§ Directions
Transcribe each record exactly. Include every one.

(Dataset entries)

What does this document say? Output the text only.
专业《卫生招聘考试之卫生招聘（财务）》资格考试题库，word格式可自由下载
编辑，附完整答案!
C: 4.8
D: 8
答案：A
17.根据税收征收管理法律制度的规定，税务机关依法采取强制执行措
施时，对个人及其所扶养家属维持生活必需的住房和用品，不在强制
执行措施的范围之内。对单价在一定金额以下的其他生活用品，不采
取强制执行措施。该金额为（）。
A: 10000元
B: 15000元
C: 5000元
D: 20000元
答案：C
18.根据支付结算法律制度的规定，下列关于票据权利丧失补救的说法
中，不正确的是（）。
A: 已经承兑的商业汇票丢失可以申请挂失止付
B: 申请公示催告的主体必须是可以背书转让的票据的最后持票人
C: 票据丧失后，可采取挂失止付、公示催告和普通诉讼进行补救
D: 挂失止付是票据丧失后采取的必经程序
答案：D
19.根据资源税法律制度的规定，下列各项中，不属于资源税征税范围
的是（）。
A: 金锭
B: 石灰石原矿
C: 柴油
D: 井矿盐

§ Response to this exercise
What does this document say? Output the text only.
专业《卫生招聘考试之卫生招聘（财务）》资格考试题库，word格式可自由下载
编辑，附完整答案!
C: 4.8
D: 8
答案：A
17.根据税收征收管理法律制度的规定，税务机关依法采取强制执行措
施时，对个人及其所扶养家属维持生活必需的住房和用品，不在强制
执行措施的范围之内。对单价在一定金额以下的其他生活用品，不采
取强制执行措施。该金额为（）。
A: 10000元
B: 15000元
C: 5000元
D: 20000元
答案：C
18.根据支付结算法律制度的规定，下列关于票据权利丧失补救的说法
中，不正确的是（）。
A: 已经承兑的商业汇票丢失可以申请挂失止付
B: 申请公示催告的主体必须是可以背书转让的票据的最后持票人
C: 票据丧失后，可采取挂失止付、公示催告和普通诉讼进行补救
D: 挂失止付是票据丧失后采取的必经程序
答案：D
19.根据资源税法律制度的规定，下列各项中，不属于资源税征税范围
的是（）。
A: 金锭
B: 石灰石原矿
C: 柴油
D: 井矿盐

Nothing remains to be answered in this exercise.